▸ What to do
Could you extract every entry below and reproduce it exactly?

▸ Information provided
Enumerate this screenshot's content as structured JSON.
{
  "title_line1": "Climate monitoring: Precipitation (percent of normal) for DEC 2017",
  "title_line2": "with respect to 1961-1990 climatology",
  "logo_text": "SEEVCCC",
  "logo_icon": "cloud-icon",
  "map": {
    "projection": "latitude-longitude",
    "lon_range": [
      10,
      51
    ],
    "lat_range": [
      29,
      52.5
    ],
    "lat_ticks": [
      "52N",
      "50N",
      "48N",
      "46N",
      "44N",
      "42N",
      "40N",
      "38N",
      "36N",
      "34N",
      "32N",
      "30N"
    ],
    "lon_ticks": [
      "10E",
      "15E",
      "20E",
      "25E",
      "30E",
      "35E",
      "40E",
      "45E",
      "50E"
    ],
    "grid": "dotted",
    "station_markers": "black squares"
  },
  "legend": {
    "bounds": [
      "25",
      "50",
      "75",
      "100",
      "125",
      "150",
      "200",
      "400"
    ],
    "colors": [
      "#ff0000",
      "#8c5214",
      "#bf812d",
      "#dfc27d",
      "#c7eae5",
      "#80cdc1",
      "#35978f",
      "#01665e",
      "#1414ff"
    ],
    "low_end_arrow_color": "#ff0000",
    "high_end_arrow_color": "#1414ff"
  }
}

▸ The completed task
Enumerate this screenshot's content as structured JSON.
{
  "title_line1": "Climate monitoring: Precipitation (percent of normal) for DEC 2017",
  "title_line2": "with respect to 1961-1990 climatology",
  "logo_text": "SEEVCCC",
  "logo_icon": "cloud-icon",
  "map": {
    "projection": "latitude-longitude",
    "lon_range": [
      10,
      51
    ],
    "lat_range": [
      29,
      52.5
    ],
    "lat_ticks": [
      "52N",
      "50N",
      "48N",
      "46N",
      "44N",
      "42N",
      "40N",
      "38N",
      "36N",
      "34N",
      "32N",
      "30N"
    ],
    "lon_ticks": [
      "10E",
      "15E",
      "20E",
      "25E",
      "30E",
      "35E",
      "40E",
      "45E",
      "50E"
    ],
    "grid": "dotted",
    "station_markers": "black squares"
  },
  "legend": {
    "bounds": [
      "25",
      "50",
      "75",
      "100",
      "125",
      "150",
      "200",
      "400"
    ],
    "colors": [
      "#ff0000",
      "#8c5214",
      "#bf812d",
      "#dfc27d",
      "#c7eae5",
      "#80cdc1",
      "#35978f",
      "#01665e",
      "#1414ff"
    ],
    "low_end_arrow_color": "#ff0000",
    "high_end_arrow_color": "#1414ff"
  }
}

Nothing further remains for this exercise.